----- Material provided

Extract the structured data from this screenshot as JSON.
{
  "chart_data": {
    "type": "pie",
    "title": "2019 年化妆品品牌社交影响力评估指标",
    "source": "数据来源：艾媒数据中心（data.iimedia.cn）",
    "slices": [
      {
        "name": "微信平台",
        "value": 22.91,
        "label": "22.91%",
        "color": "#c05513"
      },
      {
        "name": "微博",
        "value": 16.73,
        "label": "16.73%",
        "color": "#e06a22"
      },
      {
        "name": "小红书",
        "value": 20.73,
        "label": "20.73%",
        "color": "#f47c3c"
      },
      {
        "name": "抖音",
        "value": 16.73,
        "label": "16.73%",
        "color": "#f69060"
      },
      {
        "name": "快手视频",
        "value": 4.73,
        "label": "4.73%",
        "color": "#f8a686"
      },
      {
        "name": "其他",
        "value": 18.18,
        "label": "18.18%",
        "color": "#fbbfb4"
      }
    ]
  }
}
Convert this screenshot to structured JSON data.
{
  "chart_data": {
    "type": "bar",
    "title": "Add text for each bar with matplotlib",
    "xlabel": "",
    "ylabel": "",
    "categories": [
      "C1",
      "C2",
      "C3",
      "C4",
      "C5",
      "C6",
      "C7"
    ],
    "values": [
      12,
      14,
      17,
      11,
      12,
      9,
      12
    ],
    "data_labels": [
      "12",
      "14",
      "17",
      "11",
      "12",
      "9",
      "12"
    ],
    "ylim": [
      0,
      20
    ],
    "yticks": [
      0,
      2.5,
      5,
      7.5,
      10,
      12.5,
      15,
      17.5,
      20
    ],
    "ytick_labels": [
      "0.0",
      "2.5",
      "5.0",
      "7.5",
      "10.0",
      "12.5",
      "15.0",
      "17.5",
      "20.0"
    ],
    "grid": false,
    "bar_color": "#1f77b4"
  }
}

----------

(Aim of the exercise): Above are lines of data; state how many of them contain the word "name", with no other output.

(Response for this exercise): 6